Stored rows:
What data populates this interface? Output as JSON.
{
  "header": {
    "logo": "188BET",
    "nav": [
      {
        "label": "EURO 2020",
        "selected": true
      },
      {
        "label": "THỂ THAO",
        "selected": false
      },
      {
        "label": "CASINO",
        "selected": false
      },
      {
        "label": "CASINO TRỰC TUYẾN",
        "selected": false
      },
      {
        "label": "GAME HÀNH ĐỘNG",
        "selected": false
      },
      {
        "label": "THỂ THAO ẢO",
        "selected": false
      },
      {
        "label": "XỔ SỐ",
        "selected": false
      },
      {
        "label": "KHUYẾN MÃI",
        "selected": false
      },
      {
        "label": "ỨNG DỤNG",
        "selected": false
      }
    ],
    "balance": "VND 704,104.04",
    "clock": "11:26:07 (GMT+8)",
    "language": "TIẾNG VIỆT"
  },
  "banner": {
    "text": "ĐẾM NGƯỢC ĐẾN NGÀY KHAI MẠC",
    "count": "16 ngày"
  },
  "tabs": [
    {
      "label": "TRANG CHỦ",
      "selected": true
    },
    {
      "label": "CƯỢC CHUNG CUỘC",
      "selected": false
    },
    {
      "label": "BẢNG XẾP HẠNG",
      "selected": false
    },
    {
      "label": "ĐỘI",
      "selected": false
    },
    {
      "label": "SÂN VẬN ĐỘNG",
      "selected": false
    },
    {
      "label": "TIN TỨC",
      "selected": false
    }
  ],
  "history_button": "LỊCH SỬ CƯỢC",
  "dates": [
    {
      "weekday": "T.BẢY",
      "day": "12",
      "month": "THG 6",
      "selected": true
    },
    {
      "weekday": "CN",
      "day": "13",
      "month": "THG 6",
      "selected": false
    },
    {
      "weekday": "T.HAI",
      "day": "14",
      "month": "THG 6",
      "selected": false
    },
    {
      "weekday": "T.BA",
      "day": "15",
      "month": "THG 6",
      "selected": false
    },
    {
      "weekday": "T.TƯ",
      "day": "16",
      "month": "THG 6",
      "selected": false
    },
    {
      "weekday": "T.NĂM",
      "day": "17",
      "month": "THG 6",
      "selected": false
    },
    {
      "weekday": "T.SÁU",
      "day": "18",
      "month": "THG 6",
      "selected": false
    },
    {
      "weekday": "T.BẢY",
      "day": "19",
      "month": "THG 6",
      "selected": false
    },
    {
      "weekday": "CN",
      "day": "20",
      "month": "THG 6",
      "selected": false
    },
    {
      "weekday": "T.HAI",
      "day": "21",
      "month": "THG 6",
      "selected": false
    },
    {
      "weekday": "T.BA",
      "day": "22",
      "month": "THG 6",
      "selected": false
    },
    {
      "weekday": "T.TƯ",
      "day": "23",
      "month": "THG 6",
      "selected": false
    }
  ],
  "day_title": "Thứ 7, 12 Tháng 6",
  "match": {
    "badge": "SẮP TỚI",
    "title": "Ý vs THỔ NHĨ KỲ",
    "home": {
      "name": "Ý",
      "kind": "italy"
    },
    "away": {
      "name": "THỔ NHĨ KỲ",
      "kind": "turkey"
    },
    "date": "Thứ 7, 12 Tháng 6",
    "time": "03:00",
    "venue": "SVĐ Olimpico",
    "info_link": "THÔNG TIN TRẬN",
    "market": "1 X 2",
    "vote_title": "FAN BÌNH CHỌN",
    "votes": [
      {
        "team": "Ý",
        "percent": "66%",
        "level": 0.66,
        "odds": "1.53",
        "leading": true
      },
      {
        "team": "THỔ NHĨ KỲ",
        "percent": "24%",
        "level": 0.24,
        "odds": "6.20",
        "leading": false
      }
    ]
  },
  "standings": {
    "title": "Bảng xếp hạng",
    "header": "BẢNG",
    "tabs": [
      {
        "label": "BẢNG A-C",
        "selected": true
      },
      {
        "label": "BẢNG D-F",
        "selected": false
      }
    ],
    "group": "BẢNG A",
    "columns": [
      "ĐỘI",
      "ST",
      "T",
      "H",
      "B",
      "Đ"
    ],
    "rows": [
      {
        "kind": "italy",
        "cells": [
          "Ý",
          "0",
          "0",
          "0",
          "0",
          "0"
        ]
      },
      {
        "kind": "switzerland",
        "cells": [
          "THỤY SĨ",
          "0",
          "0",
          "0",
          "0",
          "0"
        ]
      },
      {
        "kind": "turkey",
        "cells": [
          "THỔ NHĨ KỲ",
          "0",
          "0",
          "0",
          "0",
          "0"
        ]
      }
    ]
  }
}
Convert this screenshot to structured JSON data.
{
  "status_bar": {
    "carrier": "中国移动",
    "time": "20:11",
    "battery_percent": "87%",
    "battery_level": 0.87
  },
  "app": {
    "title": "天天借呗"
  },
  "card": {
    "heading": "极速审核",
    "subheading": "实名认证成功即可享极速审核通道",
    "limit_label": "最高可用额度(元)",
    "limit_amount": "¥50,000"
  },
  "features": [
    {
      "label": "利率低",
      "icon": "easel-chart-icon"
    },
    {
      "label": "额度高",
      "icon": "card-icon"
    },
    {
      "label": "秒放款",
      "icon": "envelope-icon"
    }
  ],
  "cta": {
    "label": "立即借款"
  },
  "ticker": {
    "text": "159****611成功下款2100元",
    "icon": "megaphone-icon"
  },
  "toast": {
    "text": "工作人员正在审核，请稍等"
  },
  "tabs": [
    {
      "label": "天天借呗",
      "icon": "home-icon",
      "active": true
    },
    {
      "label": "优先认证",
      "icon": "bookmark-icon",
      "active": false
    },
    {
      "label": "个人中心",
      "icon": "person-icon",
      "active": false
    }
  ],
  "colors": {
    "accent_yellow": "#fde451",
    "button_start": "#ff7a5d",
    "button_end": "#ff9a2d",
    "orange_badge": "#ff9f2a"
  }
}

Goal: Retype every entry word for word.

Task response:
What data populates this interface? Output as JSON.
{
  "header": {
    "logo": "188BET",
    "nav": [
      {
        "label": "EURO 2020",
        "selected": true
      },
      {
        "label": "THỂ THAO",
        "selected": false
      },
      {
        "label": "CASINO",
        "selected": false
      },
      {
        "label": "CASINO TRỰC TUYẾN",
        "selected": false
      },
      {
        "label": "GAME HÀNH ĐỘNG",
        "selected": false
      },
      {
        "label": "THỂ THAO ẢO",
        "selected": false
      },
      {
        "label": "XỔ SỐ",
        "selected": false
      },
      {
        "label": "KHUYẾN MÃI",
        "selected": false
      },
      {
        "label": "ỨNG DỤNG",
        "selected": false
      }
    ],
    "balance": "VND 704,104.04",
    "clock": "11:26:07 (GMT+8)",
    "language": "TIẾNG VIỆT"
  },
  "banner": {
    "text": "ĐẾM NGƯỢC ĐẾN NGÀY KHAI MẠC",
    "count": "16 ngày"
  },
  "tabs": [
    {
      "label": "TRANG CHỦ",
      "selected": true
    },
    {
      "label": "CƯỢC CHUNG CUỘC",
      "selected": false
    },
    {
      "label": "BẢNG XẾP HẠNG",
      "selected": false
    },
    {
      "label": "ĐỘI",
      "selected": false
    },
    {
      "label": "SÂN VẬN ĐỘNG",
      "selected": false
    },
    {
      "label": "TIN TỨC",
      "selected": false
    }
  ],
  "history_button": "LỊCH SỬ CƯỢC",
  "dates": [
    {
      "weekday": "T.BẢY",
      "day": "12",
      "month": "THG 6",
      "selected": true
    },
    {
      "weekday": "CN",
      "day": "13",
      "month": "THG 6",
      "selected": false
    },
    {
      "weekday": "T.HAI",
      "day": "14",
      "month": "THG 6",
      "selected": false
    },
    {
      "weekday": "T.BA",
      "day": "15",
      "month": "THG 6",
      "selected": false
    },
    {
      "weekday": "T.TƯ",
      "day": "16",
      "month": "THG 6",
      "selected": false
    },
    {
      "weekday": "T.NĂM",
      "day": "17",
      "month": "THG 6",
      "selected": false
    },
    {
      "weekday": "T.SÁU",
      "day": "18",
      "month": "THG 6",
      "selected": false
    },
    {
      "weekday": "T.BẢY",
      "day": "19",
      "month": "THG 6",
      "selected": false
    },
    {
      "weekday": "CN",
      "day": "20",
      "month": "THG 6",
      "selected": false
    },
    {
      "weekday": "T.HAI",
      "day": "21",
      "month": "THG 6",
      "selected": false
    },
    {
      "weekday": "T.BA",
      "day": "22",
      "month": "THG 6",
      "selected": false
    },
    {
      "weekday": "T.TƯ",
      "day": "23",
      "month": "THG 6",
      "selected": false
    }
  ],
  "day_title": "Thứ 7, 12 Tháng 6",
  "match": {
    "badge": "SẮP TỚI",
    "title": "Ý vs THỔ NHĨ KỲ",
    "home": {
      "name": "Ý",
      "kind": "italy"
    },
    "away": {
      "name": "THỔ NHĨ KỲ",
      "kind": "turkey"
    },
    "date": "Thứ 7, 12 Tháng 6",
    "time": "03:00",
    "venue": "SVĐ Olimpico",
    "info_link": "THÔNG TIN TRẬN",
    "market": "1 X 2",
    "vote_title": "FAN BÌNH CHỌN",
    "votes": [
      {
        "team": "Ý",
        "percent": "66%",
        "level": 0.66,
        "odds": "1.53",
        "leading": true
      },
      {
        "team": "THỔ NHĨ KỲ",
        "percent": "24%",
        "level": 0.24,
        "odds": "6.20",
        "leading": false
      }
    ]
  },
  "standings": {
    "title": "Bảng xếp hạng",
    "header": "BẢNG",
    "tabs": [
      {
        "label": "BẢNG A-C",
        "selected": true
      },
      {
        "label": "BẢNG D-F",
        "selected": false
      }
    ],
    "group": "BẢNG A",
    "columns": [
      "ĐỘI",
      "ST",
      "T",
      "H",
      "B",
      "Đ"
    ],
    "rows": [
      {
        "kind": "italy",
        "cells": [
          "Ý",
          "0",
          "0",
          "0",
          "0",
          "0"
        ]
      },
      {
        "kind": "switzerland",
        "cells": [
          "THỤY SĨ",
          "0",
          "0",
          "0",
          "0",
          "0"
        ]
      },
      {
        "kind": "turkey",
        "cells": [
          "THỔ NHĨ KỲ",
          "0",
          "0",
          "0",
          "0",
          "0"
        ]
      }
    ]
  }
}
Convert this screenshot to structured JSON data.
{
  "status_bar": {
    "carrier": "中国移动",
    "time": "20:11",
    "battery_percent": "87%",
    "battery_level": 0.87
  },
  "app": {
    "title": "天天借呗"
  },
  "card": {
    "heading": "极速审核",
    "subheading": "实名认证成功即可享极速审核通道",
    "limit_label": "最高可用额度(元)",
    "limit_amount": "¥50,000"
  },
  "features": [
    {
      "label": "利率低",
      "icon": "easel-chart-icon"
    },
    {
      "label": "额度高",
      "icon": "card-icon"
    },
    {
      "label": "秒放款",
      "icon": "envelope-icon"
    }
  ],
  "cta": {
    "label": "立即借款"
  },
  "ticker": {
    "text": "159****611成功下款2100元",
    "icon": "megaphone-icon"
  },
  "toast": {
    "text": "工作人员正在审核，请稍等"
  },
  "tabs": [
    {
      "label": "天天借呗",
      "icon": "home-icon",
      "active": true
    },
    {
      "label": "优先认证",
      "icon": "bookmark-icon",
      "active": false
    },
    {
      "label": "个人中心",
      "icon": "person-icon",
      "active": false
    }
  ],
  "colors": {
    "accent_yellow": "#fde451",
    "button_start": "#ff7a5d",
    "button_end": "#ff9a2d",
    "orange_badge": "#ff9f2a"
  }
}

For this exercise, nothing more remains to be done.